▶ _INSTRUCTIONS FOR THE TASK_: Images are excluded; otherwise, output every record exactly.

───── SUPPLIED MATERIAL

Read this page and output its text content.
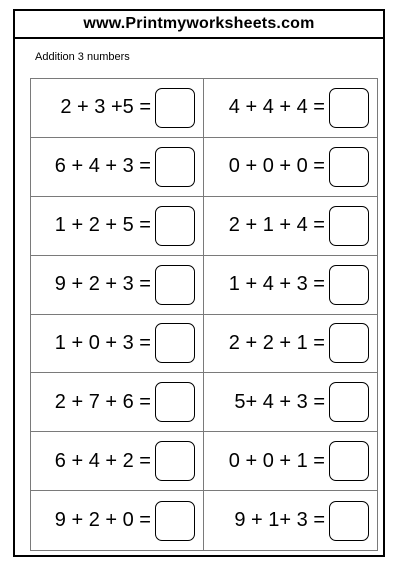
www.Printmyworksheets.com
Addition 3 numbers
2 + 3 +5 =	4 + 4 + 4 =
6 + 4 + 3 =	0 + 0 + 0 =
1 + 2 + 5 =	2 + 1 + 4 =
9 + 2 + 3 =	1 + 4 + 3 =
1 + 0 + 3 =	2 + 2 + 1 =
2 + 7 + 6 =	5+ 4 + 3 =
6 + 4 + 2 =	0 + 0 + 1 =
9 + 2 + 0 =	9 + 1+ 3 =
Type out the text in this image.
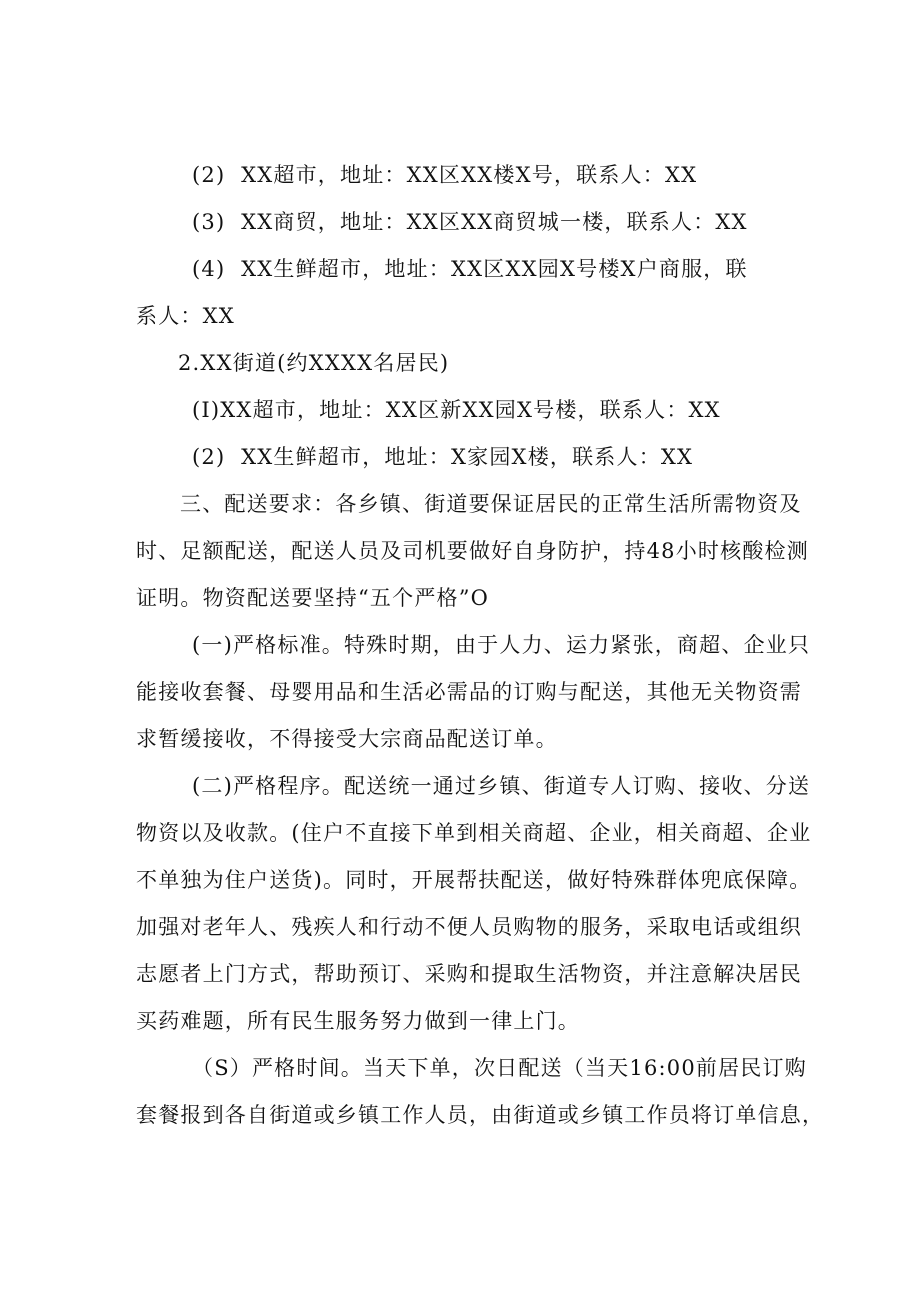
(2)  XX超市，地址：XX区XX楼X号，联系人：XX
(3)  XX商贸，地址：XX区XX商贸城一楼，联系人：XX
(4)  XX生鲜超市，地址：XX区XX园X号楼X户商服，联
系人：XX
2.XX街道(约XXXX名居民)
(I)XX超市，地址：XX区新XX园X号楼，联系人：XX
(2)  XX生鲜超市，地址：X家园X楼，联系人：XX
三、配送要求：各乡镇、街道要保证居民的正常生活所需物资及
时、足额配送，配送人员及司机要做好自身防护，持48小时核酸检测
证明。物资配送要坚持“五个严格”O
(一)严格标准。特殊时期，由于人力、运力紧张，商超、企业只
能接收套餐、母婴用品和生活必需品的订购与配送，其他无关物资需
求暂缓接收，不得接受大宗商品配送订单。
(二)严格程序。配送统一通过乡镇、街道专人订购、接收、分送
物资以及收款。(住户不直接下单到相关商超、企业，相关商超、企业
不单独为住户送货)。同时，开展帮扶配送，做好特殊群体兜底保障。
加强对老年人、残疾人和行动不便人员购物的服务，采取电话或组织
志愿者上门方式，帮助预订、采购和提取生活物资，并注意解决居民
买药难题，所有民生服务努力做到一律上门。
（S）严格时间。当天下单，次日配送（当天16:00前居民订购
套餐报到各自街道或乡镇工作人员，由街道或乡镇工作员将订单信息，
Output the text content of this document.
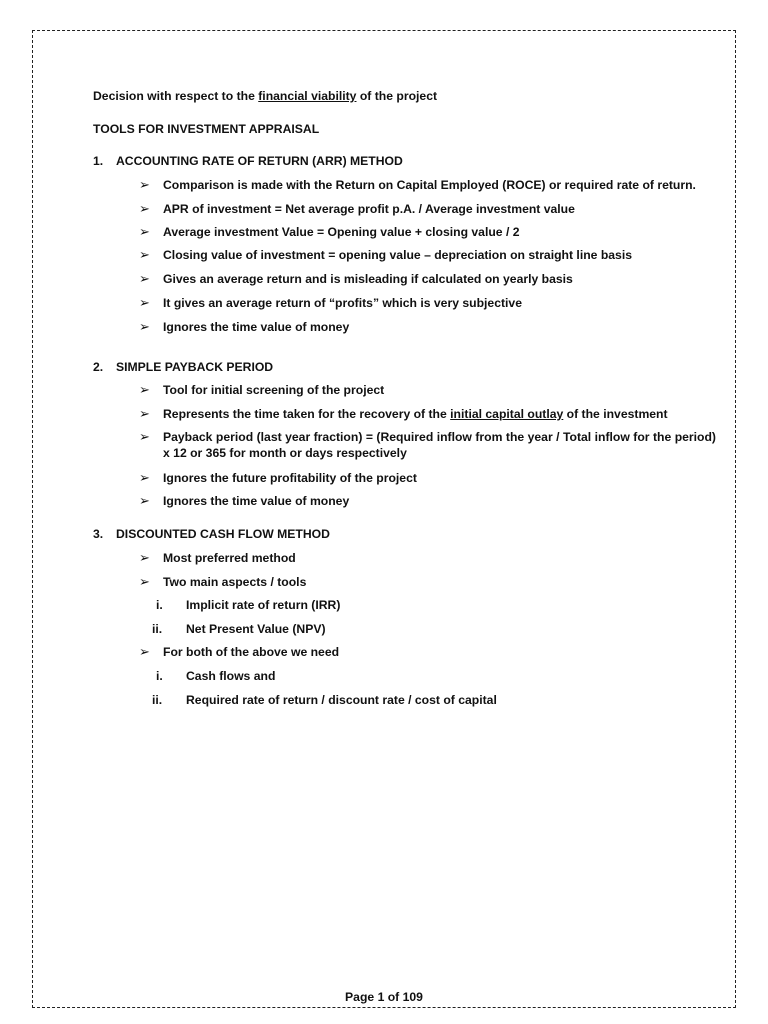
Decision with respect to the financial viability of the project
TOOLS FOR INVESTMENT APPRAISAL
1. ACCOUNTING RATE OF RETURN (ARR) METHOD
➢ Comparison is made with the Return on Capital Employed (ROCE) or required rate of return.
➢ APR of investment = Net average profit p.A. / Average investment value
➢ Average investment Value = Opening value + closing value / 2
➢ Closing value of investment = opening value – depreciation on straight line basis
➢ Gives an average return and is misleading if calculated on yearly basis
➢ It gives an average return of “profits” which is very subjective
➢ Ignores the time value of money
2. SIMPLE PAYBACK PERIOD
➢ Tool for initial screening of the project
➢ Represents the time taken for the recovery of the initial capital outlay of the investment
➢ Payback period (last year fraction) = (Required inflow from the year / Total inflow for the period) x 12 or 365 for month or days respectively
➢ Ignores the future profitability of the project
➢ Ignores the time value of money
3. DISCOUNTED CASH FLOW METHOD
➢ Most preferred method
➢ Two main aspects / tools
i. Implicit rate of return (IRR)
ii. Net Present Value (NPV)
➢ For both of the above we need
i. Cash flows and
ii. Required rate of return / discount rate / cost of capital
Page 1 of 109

──────────

▶ _RESPONSE_:
Read this page and output its text content.
www.Printmyworksheets.com
Addition 3 numbers
2 + 3 +5 =	4 + 4 + 4 =
6 + 4 + 3 =	0 + 0 + 0 =
1 + 2 + 5 =	2 + 1 + 4 =
9 + 2 + 3 =	1 + 4 + 3 =
1 + 0 + 3 =	2 + 2 + 1 =
2 + 7 + 6 =	5+ 4 + 3 =
6 + 4 + 2 =	0 + 0 + 1 =
9 + 2 + 0 =	9 + 1+ 3 =
Type out the text in this image.
(2)  XX超市，地址：XX区XX楼X号，联系人：XX
(3)  XX商贸，地址：XX区XX商贸城一楼，联系人：XX
(4)  XX生鲜超市，地址：XX区XX园X号楼X户商服，联
系人：XX
2.XX街道(约XXXX名居民)
(I)XX超市，地址：XX区新XX园X号楼，联系人：XX
(2)  XX生鲜超市，地址：X家园X楼，联系人：XX
三、配送要求：各乡镇、街道要保证居民的正常生活所需物资及
时、足额配送，配送人员及司机要做好自身防护，持48小时核酸检测
证明。物资配送要坚持“五个严格”O
(一)严格标准。特殊时期，由于人力、运力紧张，商超、企业只
能接收套餐、母婴用品和生活必需品的订购与配送，其他无关物资需
求暂缓接收，不得接受大宗商品配送订单。
(二)严格程序。配送统一通过乡镇、街道专人订购、接收、分送
物资以及收款。(住户不直接下单到相关商超、企业，相关商超、企业
不单独为住户送货)。同时，开展帮扶配送，做好特殊群体兜底保障。
加强对老年人、残疾人和行动不便人员购物的服务，采取电话或组织
志愿者上门方式，帮助预订、采购和提取生活物资，并注意解决居民
买药难题，所有民生服务努力做到一律上门。
（S）严格时间。当天下单，次日配送（当天16:00前居民订购
套餐报到各自街道或乡镇工作人员，由街道或乡镇工作员将订单信息，
Output the text content of this document.
Decision with respect to the financial viability of the project
TOOLS FOR INVESTMENT APPRAISAL
1. ACCOUNTING RATE OF RETURN (ARR) METHOD
➢ Comparison is made with the Return on Capital Employed (ROCE) or required rate of return.
➢ APR of investment = Net average profit p.A. / Average investment value
➢ Average investment Value = Opening value + closing value / 2
➢ Closing value of investment = opening value – depreciation on straight line basis
➢ Gives an average return and is misleading if calculated on yearly basis
➢ It gives an average return of “profits” which is very subjective
➢ Ignores the time value of money
2. SIMPLE PAYBACK PERIOD
➢ Tool for initial screening of the project
➢ Represents the time taken for the recovery of the initial capital outlay of the investment
➢ Payback period (last year fraction) = (Required inflow from the year / Total inflow for the period) x 12 or 365 for month or days respectively
➢ Ignores the future profitability of the project
➢ Ignores the time value of money
3. DISCOUNTED CASH FLOW METHOD
➢ Most preferred method
➢ Two main aspects / tools
i. Implicit rate of return (IRR)
ii. Net Present Value (NPV)
➢ For both of the above we need
i. Cash flows and
ii. Required rate of return / discount rate / cost of capital
Page 1 of 109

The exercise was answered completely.